## [OBJECTIVE]
Determine how many lines of the entries contain "image". Reply with that number alone.

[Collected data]

##############################

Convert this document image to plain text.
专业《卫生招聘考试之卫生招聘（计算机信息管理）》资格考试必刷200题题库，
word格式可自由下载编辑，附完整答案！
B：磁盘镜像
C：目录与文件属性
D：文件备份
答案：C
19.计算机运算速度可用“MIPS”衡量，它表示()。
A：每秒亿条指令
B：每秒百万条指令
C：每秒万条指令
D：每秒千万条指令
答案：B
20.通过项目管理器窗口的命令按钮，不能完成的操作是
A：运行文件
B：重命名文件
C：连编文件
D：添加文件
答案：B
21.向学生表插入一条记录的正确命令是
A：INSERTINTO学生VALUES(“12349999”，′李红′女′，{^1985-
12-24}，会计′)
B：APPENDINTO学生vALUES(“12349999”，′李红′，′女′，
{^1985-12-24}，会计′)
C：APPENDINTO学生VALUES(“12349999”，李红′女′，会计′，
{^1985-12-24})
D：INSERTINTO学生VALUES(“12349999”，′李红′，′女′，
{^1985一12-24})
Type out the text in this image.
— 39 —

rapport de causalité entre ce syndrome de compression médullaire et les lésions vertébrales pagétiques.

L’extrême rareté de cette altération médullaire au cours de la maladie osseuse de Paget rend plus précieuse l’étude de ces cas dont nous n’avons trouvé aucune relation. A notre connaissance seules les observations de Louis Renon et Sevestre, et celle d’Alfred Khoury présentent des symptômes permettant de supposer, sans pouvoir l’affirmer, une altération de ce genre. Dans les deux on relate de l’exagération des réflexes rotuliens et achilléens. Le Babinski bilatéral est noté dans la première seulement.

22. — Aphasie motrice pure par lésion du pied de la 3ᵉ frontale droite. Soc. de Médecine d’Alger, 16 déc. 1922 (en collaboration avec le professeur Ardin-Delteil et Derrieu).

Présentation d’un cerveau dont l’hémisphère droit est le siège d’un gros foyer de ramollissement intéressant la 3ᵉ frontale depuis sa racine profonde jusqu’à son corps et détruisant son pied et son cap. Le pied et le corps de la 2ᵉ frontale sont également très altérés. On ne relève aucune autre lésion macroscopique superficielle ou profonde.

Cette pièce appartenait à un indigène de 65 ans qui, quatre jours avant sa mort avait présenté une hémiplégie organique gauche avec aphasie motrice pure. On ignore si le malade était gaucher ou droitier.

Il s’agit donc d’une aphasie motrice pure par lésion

##############################

## [EXERCISE RESULT]
2